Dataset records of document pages

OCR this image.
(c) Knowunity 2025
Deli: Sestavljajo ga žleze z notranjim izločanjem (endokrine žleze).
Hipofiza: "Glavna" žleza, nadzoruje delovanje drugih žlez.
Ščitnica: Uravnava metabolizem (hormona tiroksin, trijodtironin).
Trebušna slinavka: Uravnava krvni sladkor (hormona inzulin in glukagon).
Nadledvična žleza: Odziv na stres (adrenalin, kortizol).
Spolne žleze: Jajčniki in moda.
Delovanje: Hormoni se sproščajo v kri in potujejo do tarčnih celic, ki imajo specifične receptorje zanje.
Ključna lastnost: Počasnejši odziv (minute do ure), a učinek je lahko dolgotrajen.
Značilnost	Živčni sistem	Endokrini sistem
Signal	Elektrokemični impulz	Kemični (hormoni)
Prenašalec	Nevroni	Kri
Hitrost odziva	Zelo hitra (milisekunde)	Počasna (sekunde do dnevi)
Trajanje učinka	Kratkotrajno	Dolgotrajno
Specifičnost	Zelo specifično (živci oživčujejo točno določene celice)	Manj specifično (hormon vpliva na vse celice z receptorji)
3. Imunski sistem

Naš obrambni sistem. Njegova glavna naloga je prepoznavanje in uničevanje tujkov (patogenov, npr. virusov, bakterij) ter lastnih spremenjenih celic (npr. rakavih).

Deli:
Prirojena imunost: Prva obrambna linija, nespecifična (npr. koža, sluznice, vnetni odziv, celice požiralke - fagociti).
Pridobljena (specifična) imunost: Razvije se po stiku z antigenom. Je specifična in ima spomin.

Aim of the exercise: Repeat the entries word for word. Skip none of them.

Problem solution:
OCR this image.
(c) Knowunity 2025
Deli: Sestavljajo ga žleze z notranjim izločanjem (endokrine žleze).
Hipofiza: "Glavna" žleza, nadzoruje delovanje drugih žlez.
Ščitnica: Uravnava metabolizem (hormona tiroksin, trijodtironin).
Trebušna slinavka: Uravnava krvni sladkor (hormona inzulin in glukagon).
Nadledvična žleza: Odziv na stres (adrenalin, kortizol).
Spolne žleze: Jajčniki in moda.
Delovanje: Hormoni se sproščajo v kri in potujejo do tarčnih celic, ki imajo specifične receptorje zanje.
Ključna lastnost: Počasnejši odziv (minute do ure), a učinek je lahko dolgotrajen.
Značilnost	Živčni sistem	Endokrini sistem
Signal	Elektrokemični impulz	Kemični (hormoni)
Prenašalec	Nevroni	Kri
Hitrost odziva	Zelo hitra (milisekunde)	Počasna (sekunde do dnevi)
Trajanje učinka	Kratkotrajno	Dolgotrajno
Specifičnost	Zelo specifično (živci oživčujejo točno določene celice)	Manj specifično (hormon vpliva na vse celice z receptorji)
3. Imunski sistem

Naš obrambni sistem. Njegova glavna naloga je prepoznavanje in uničevanje tujkov (patogenov, npr. virusov, bakterij) ter lastnih spremenjenih celic (npr. rakavih).

Deli:
Prirojena imunost: Prva obrambna linija, nespecifična (npr. koža, sluznice, vnetni odziv, celice požiralke - fagociti).
Pridobljena (specifična) imunost: Razvije se po stiku z antigenom. Je specifična in ima spomin.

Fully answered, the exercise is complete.